→ Aim of the task: Provide only the number of lines in the data below that contain the string "Anywhere".

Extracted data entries

<<<<

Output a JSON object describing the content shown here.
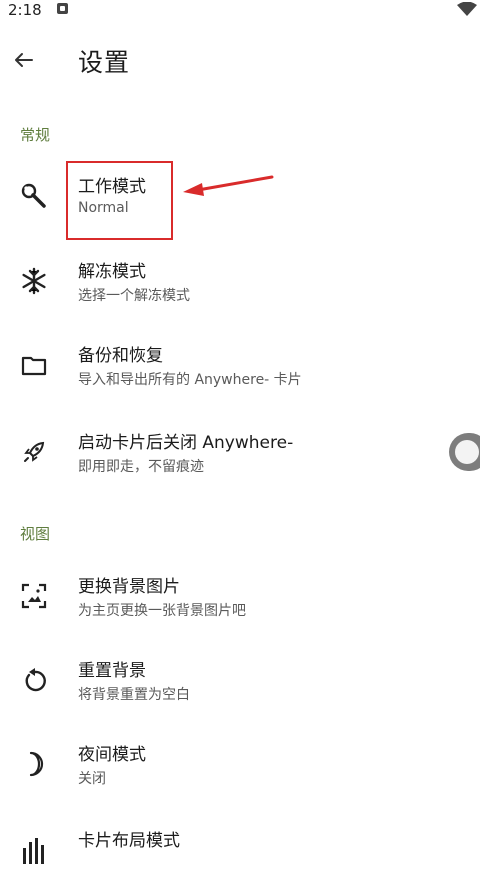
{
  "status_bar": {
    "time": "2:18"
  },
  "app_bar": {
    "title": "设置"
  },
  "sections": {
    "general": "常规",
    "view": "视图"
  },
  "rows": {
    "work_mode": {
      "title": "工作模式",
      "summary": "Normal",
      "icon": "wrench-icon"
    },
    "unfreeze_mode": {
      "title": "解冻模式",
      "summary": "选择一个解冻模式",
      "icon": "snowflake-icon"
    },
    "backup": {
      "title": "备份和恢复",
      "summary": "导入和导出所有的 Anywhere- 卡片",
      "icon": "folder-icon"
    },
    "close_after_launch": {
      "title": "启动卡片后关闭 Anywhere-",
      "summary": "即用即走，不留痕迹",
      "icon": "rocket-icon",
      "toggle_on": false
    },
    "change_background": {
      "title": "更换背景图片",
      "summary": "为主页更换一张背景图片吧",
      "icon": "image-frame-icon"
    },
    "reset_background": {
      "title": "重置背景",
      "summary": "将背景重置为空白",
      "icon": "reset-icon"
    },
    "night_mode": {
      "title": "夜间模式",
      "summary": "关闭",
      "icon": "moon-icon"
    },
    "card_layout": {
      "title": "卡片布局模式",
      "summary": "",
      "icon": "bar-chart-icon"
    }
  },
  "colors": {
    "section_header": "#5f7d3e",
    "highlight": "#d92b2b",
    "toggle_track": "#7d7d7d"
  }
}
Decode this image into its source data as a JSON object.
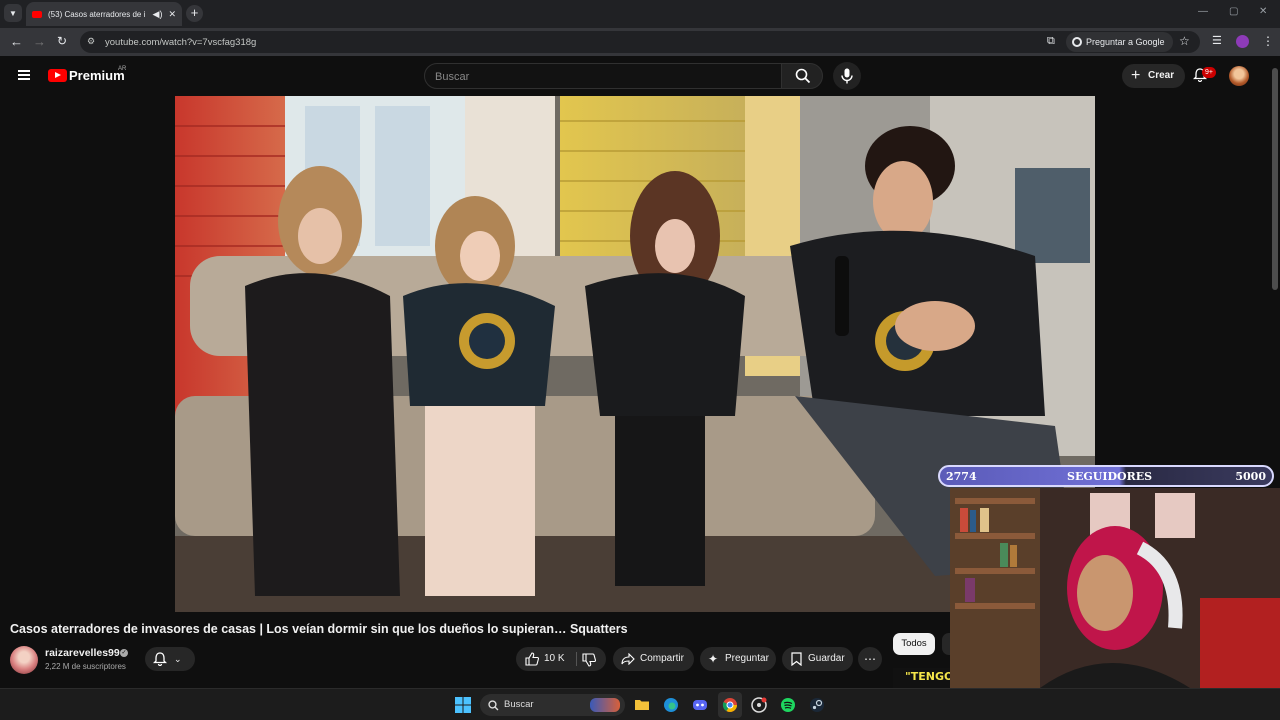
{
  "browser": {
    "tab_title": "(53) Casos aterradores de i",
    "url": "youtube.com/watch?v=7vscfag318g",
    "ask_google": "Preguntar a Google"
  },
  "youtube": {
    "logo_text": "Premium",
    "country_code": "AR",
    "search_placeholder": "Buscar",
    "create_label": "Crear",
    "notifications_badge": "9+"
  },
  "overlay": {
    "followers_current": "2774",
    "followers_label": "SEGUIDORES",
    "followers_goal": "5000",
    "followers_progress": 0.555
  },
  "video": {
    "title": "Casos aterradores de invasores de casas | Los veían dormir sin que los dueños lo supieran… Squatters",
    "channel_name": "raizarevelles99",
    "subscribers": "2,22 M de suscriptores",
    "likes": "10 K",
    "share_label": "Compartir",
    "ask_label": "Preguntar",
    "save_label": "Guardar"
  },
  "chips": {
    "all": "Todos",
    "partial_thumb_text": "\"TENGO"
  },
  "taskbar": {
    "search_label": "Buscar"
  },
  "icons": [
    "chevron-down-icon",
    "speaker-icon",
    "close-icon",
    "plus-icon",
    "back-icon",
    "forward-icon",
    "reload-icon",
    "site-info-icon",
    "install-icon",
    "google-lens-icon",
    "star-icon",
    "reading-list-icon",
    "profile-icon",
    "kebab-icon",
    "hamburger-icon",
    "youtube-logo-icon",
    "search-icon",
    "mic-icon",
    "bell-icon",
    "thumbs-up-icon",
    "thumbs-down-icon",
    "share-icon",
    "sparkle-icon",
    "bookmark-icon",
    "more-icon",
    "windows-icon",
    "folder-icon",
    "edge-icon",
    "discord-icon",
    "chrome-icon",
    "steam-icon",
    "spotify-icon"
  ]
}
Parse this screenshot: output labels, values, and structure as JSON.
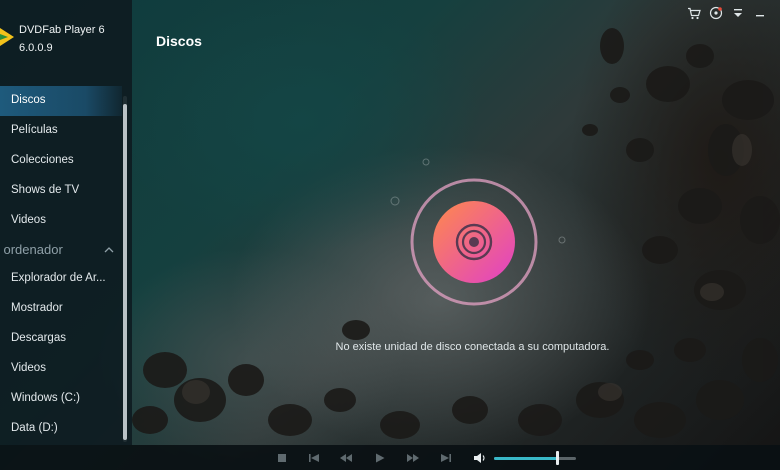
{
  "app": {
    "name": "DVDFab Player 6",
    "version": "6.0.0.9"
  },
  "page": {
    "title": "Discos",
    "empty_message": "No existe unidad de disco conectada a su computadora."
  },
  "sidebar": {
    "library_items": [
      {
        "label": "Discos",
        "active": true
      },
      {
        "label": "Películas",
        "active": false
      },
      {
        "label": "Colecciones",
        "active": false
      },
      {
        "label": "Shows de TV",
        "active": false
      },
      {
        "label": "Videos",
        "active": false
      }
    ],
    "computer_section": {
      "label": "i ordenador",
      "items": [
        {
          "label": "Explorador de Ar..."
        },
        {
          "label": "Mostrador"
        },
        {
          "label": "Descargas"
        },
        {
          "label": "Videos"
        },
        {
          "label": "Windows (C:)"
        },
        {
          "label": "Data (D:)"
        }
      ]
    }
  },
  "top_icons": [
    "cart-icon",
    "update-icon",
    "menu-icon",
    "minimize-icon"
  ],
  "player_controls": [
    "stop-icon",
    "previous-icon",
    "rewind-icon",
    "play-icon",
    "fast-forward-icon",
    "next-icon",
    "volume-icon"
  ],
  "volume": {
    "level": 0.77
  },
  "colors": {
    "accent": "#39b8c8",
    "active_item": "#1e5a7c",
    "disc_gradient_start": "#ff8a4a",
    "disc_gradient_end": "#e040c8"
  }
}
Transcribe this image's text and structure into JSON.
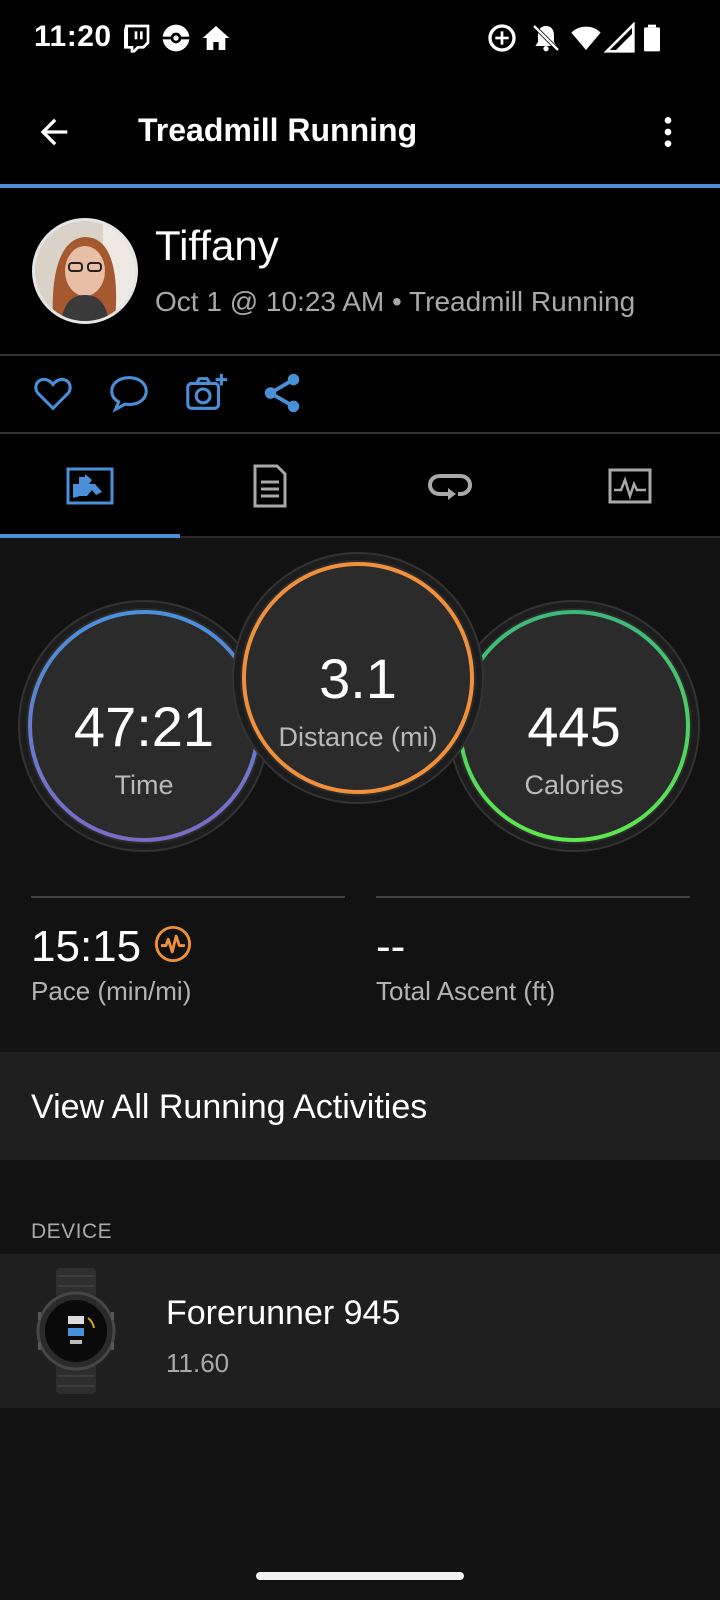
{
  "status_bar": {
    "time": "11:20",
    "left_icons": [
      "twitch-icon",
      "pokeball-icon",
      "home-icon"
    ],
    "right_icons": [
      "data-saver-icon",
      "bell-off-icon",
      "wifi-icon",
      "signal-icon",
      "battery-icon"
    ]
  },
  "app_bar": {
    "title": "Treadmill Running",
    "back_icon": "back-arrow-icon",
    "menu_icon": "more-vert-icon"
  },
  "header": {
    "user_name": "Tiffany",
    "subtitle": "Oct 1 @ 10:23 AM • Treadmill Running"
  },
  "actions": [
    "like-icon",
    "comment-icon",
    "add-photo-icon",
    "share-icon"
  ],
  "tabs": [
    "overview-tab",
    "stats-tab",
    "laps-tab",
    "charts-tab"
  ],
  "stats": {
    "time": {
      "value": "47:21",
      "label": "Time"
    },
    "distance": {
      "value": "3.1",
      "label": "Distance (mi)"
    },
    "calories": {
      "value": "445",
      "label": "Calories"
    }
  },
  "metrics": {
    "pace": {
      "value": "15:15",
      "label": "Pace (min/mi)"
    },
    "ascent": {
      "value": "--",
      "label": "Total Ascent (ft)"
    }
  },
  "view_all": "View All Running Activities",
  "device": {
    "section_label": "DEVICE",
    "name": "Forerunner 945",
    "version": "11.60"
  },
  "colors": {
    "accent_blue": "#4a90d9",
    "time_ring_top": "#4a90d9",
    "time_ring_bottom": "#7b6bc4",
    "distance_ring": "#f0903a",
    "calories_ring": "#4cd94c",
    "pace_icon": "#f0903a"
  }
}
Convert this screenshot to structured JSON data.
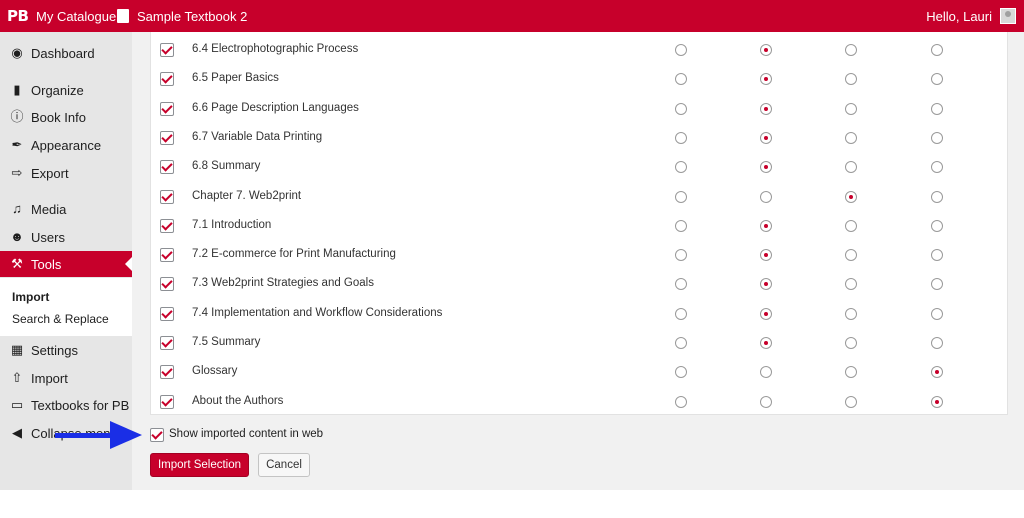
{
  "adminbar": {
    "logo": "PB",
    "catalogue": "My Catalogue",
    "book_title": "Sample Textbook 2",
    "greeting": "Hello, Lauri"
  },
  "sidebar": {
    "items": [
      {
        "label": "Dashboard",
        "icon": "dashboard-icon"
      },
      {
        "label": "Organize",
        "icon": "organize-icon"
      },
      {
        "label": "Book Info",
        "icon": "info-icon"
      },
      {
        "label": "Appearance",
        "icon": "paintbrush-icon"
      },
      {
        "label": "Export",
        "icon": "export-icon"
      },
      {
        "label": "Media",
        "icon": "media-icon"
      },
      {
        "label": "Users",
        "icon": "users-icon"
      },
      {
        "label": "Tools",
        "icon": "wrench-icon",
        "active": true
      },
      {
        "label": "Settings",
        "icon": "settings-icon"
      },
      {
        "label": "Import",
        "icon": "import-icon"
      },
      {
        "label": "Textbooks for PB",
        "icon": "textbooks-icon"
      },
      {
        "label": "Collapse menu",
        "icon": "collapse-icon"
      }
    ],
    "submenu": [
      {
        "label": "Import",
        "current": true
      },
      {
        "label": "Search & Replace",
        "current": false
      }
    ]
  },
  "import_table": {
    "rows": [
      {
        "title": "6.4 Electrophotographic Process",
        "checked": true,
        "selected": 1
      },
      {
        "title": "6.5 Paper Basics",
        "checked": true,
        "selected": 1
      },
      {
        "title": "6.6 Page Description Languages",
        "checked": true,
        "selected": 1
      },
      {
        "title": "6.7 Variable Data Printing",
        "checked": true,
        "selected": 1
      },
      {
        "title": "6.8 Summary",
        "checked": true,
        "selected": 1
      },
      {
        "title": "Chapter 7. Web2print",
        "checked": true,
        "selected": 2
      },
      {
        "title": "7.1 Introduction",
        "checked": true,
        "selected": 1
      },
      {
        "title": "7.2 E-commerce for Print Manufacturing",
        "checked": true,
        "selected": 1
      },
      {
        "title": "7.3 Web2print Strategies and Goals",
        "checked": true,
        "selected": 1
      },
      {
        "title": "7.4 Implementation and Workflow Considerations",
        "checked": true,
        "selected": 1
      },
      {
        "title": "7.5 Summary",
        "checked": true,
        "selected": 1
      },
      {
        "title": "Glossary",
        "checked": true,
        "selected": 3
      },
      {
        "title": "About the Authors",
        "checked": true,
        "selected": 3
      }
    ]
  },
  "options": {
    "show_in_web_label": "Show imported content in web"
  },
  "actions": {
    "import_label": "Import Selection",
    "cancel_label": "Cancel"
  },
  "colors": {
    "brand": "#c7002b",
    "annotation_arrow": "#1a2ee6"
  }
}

>>>>

→ Task answer: 2